> [Estratto del documento]:
------------------------------

Will Trent 1x01 "Pilot": la recensione
Will Trent rappresenta un modo un po' antiquato di fare televisione e non prendendo particolari rischi, tende anche a non entusiasmare
Giunto negli Stati Uniti al 10° episodio dei 13 previsti per la prima stagione, Will Trent, il nuovo procedurale della ABC basato sulla serie di romanzi di Karin Slaughter, dedicati all'omonimo personaggio, si posiziona per ascolti al quarto posto tra le nuove serie lanciate a metà stagione (gennaio 2023) al pari di So Help Me Todd della CBS e Quantum Leap della NBC, già rinnovate dai rispettivi network, e ve lo diciamo cosicché, quando lo show approderà su Disney+ in Italia, non temiate di affezionarvi all'ennesimo prodotto destinato alla cancellazione.
Nonostante i primi due episodi dello show siano interessanti, ma in un certo senso ingannevoli, la sensazione di déjà vu che accompagna gli spettatori guardando la serie è quasi palpabile. Will Trent approccia infatti la scena del crimine quasi assorbendola, come abbiamo visto fare a molti Detective prima di lui con un dono speciale per i particolari. Will è altresì un uomo molto calmo, apparentemente impermeabile alle provocazioni, con un difficile passato alle spalle, i primi accenni del quale vengono dati al pubblico quando il personaggio interpretato da Mark-Paul Gosselaar fa riferimento al fatto che Will sia stato ritrovato abbandonato in una discarica, rivelando così non solo che i due hanno un passato in comune, ma anche e soprattutto che il protagonista dello show è cresciuto nel sistema di affidamento, che gli ha lasciato cicatrici morali e fisiche.

------------------------------

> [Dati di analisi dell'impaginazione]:
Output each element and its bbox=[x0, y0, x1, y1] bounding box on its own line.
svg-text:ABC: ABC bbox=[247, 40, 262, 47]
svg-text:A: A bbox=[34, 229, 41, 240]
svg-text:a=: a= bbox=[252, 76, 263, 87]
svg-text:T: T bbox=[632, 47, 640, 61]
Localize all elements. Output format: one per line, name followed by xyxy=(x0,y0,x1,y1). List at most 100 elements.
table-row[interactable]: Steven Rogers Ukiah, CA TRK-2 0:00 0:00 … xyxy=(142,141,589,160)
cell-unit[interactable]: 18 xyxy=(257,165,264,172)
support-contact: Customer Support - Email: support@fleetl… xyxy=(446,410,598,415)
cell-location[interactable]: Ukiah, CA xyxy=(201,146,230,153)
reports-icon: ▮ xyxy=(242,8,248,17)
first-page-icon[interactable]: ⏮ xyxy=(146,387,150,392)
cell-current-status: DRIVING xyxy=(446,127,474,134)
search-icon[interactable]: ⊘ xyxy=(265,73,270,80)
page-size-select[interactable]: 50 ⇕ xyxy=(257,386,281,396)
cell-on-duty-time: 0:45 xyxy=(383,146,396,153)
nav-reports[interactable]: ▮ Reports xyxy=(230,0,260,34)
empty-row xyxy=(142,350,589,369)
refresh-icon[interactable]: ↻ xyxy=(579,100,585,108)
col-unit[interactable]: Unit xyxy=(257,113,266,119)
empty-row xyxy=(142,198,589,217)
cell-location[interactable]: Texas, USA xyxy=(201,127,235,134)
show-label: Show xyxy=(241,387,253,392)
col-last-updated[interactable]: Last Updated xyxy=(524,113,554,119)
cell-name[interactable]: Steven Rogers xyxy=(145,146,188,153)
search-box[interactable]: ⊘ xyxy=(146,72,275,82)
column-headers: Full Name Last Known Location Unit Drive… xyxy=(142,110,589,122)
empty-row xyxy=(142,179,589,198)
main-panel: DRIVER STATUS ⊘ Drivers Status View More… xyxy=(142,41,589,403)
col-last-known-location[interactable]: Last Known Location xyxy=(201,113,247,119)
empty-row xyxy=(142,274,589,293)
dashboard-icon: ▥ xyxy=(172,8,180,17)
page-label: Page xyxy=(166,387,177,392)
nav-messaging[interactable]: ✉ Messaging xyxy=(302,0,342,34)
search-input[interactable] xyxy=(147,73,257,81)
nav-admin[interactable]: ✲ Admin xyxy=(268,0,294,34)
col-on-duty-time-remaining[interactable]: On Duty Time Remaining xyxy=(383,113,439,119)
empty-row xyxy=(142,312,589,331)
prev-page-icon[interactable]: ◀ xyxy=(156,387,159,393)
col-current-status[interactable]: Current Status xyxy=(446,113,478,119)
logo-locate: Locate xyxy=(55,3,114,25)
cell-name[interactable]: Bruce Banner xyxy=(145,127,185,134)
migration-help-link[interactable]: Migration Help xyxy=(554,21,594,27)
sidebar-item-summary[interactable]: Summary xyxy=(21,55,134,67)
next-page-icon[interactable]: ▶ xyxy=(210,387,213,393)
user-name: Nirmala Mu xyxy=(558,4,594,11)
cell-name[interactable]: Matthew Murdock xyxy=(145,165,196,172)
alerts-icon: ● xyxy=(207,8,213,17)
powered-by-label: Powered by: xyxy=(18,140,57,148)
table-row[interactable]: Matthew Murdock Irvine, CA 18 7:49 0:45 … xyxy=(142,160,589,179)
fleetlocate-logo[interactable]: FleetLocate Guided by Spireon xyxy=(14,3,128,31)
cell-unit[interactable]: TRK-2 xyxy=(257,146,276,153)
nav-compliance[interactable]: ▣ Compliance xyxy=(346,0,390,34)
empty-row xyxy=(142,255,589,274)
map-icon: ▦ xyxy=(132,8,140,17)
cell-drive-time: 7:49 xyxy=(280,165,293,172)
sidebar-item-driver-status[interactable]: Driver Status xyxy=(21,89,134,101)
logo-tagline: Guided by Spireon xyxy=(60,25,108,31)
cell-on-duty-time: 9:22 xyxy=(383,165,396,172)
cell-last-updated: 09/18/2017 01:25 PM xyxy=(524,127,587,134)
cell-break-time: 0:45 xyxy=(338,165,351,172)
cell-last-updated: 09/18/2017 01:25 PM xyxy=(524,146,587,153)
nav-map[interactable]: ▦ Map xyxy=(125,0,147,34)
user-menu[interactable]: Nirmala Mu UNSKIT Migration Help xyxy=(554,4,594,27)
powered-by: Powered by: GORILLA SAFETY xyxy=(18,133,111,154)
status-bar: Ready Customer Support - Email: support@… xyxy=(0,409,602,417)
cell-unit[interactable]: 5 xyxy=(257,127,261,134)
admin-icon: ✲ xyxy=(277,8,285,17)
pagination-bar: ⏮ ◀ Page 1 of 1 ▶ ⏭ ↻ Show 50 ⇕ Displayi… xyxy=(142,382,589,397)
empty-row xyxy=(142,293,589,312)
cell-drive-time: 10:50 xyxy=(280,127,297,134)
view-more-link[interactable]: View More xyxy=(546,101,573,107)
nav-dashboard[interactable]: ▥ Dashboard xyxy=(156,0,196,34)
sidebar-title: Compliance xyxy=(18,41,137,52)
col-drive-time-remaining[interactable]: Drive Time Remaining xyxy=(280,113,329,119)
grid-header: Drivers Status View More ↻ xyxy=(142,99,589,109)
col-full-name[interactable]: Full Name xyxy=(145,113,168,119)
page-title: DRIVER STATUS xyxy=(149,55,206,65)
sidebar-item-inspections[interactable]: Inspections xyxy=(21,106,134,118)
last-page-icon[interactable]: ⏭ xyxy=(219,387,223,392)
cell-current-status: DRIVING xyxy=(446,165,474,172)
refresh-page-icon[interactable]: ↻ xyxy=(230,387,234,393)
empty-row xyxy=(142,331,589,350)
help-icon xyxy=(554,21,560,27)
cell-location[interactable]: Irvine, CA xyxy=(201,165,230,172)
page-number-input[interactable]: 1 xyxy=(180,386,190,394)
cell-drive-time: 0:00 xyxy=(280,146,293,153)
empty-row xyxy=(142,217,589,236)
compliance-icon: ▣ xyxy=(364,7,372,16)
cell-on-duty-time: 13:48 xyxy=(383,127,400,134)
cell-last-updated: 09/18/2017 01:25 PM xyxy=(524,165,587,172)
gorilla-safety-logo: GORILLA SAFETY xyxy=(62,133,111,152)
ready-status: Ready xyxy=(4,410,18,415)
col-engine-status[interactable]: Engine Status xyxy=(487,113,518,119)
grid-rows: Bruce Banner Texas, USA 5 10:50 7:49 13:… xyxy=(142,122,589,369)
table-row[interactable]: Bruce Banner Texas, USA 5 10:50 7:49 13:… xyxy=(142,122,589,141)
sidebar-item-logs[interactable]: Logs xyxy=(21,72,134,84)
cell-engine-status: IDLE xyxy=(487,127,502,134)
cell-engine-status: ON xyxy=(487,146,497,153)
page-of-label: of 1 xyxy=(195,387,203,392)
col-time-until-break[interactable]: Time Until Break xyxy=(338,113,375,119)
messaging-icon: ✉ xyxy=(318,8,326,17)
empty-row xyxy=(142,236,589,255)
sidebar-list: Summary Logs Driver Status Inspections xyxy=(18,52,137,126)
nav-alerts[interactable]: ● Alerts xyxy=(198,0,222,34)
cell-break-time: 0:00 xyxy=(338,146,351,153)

------------------------------

> [Consegna A]: Trasforma in un elenco puntato il paragrafo della recensione di Will Trent che comincia con «Nonostante i primi due episodi» e conserva i fatti principali.
> [Consegna B]: Prosegui la recensione di Will Trent a partire dall'ultima frase riportata.

> [Spazio risposta A]:
- I primi due episodi della serie sono interessanti ma in un certo senso ingannevoli, e guardandola si avverte una forte sensazione di déjà vu.
- Will Trent affronta la scena del crimine quasi assorbendola, come molti detective prima di lui dotati di un dono speciale per i particolari.
- Will è un uomo molto calmo, apparentemente impermeabile alle provocazioni, con un passato difficile alle spalle.
- Il personaggio interpretato da Mark-Paul Gosselaar ricorda che Will è stato ritrovato abbandonato in una discarica.
- Da questo si capisce che i due hanno un passato in comune e che il protagonista è cresciuto nel sistema di affidamento, che gli ha lasciato cicatrici morali e fisiche.

> [Spazio risposta B]:
Will Trent ha anche una relazione con la collega Angie Polaski (Erika Christensen), che verrà quasi dimenticata negli episodi successivi, che conosce tutti i suoi segreti, compreso quello più oscuro o quantomeno quello che viene trattato dagli autori come fosse una sorta di marchio di infamia per il protagonista, una grave forma di dislessia.
Come genere di show basato più sui personaggi che sui casi in sé, non c'è nulla in Will Trent che non funzioni o sia apertamente mal riuscito, il suo vero difetto è tuttavia quello di essere il perfetto cliché di quel genere di procedurale che rappresenta forse un modo un po' antiquato di fare di televisione, il che non toglie che i molti fan della serie di romanzi non siano curiosi di vedere questa trasposizione televisiva o che comunque questa serie - senza infamia e senza loda - non sia destinata a raccogliere un solido seguito che lo porterà oltre il difficile giro di boa della 1^ stagione.
Già questa, con i tempi che corrono, sarebbe una vittoria.